Extracts from a graphics dataset:

_ _ _

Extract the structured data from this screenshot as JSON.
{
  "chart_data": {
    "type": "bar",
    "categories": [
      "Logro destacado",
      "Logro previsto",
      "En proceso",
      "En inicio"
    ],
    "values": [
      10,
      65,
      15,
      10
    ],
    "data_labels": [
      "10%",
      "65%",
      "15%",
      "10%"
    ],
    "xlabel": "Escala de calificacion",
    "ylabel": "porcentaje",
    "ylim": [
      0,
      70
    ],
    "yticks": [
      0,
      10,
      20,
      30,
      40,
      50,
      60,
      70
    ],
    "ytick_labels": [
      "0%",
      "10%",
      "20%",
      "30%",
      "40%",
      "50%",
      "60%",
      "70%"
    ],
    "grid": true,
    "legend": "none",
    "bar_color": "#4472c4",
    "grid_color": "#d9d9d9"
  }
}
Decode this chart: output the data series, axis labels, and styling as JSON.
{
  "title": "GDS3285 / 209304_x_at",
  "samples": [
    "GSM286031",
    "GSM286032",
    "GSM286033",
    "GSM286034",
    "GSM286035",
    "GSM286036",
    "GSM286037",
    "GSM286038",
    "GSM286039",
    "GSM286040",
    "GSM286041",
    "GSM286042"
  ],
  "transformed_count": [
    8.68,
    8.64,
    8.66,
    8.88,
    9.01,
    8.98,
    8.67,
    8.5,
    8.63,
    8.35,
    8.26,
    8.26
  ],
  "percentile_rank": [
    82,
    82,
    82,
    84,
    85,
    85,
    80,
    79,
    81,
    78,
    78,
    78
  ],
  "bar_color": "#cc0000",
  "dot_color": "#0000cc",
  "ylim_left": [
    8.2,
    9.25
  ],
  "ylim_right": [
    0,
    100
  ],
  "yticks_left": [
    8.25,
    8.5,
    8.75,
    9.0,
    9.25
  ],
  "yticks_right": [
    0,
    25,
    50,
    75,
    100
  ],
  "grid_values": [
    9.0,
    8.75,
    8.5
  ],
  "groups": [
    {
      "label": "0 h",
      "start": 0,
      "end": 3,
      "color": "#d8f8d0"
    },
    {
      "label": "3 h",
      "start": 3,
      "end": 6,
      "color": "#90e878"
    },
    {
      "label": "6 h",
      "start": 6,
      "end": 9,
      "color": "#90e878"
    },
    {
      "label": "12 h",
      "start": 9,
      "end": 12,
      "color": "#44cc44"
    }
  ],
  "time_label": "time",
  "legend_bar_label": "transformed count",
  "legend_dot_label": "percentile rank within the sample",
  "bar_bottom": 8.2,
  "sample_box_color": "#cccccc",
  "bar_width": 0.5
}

_ _ _

WHAT TO DO: Your task is to transcribe the listing above in full, exactly as given.

COMPLETE RESPONSE:
Extract the structured data from this screenshot as JSON.
{
  "chart_data": {
    "type": "bar",
    "categories": [
      "Logro destacado",
      "Logro previsto",
      "En proceso",
      "En inicio"
    ],
    "values": [
      10,
      65,
      15,
      10
    ],
    "data_labels": [
      "10%",
      "65%",
      "15%",
      "10%"
    ],
    "xlabel": "Escala de calificacion",
    "ylabel": "porcentaje",
    "ylim": [
      0,
      70
    ],
    "yticks": [
      0,
      10,
      20,
      30,
      40,
      50,
      60,
      70
    ],
    "ytick_labels": [
      "0%",
      "10%",
      "20%",
      "30%",
      "40%",
      "50%",
      "60%",
      "70%"
    ],
    "grid": true,
    "legend": "none",
    "bar_color": "#4472c4",
    "grid_color": "#d9d9d9"
  }
}
Decode this chart: output the data series, axis labels, and styling as JSON.
{
  "title": "GDS3285 / 209304_x_at",
  "samples": [
    "GSM286031",
    "GSM286032",
    "GSM286033",
    "GSM286034",
    "GSM286035",
    "GSM286036",
    "GSM286037",
    "GSM286038",
    "GSM286039",
    "GSM286040",
    "GSM286041",
    "GSM286042"
  ],
  "transformed_count": [
    8.68,
    8.64,
    8.66,
    8.88,
    9.01,
    8.98,
    8.67,
    8.5,
    8.63,
    8.35,
    8.26,
    8.26
  ],
  "percentile_rank": [
    82,
    82,
    82,
    84,
    85,
    85,
    80,
    79,
    81,
    78,
    78,
    78
  ],
  "bar_color": "#cc0000",
  "dot_color": "#0000cc",
  "ylim_left": [
    8.2,
    9.25
  ],
  "ylim_right": [
    0,
    100
  ],
  "yticks_left": [
    8.25,
    8.5,
    8.75,
    9.0,
    9.25
  ],
  "yticks_right": [
    0,
    25,
    50,
    75,
    100
  ],
  "grid_values": [
    9.0,
    8.75,
    8.5
  ],
  "groups": [
    {
      "label": "0 h",
      "start": 0,
      "end": 3,
      "color": "#d8f8d0"
    },
    {
      "label": "3 h",
      "start": 3,
      "end": 6,
      "color": "#90e878"
    },
    {
      "label": "6 h",
      "start": 6,
      "end": 9,
      "color": "#90e878"
    },
    {
      "label": "12 h",
      "start": 9,
      "end": 12,
      "color": "#44cc44"
    }
  ],
  "time_label": "time",
  "legend_bar_label": "transformed count",
  "legend_dot_label": "percentile rank within the sample",
  "bar_bottom": 8.2,
  "sample_box_color": "#cccccc",
  "bar_width": 0.5
}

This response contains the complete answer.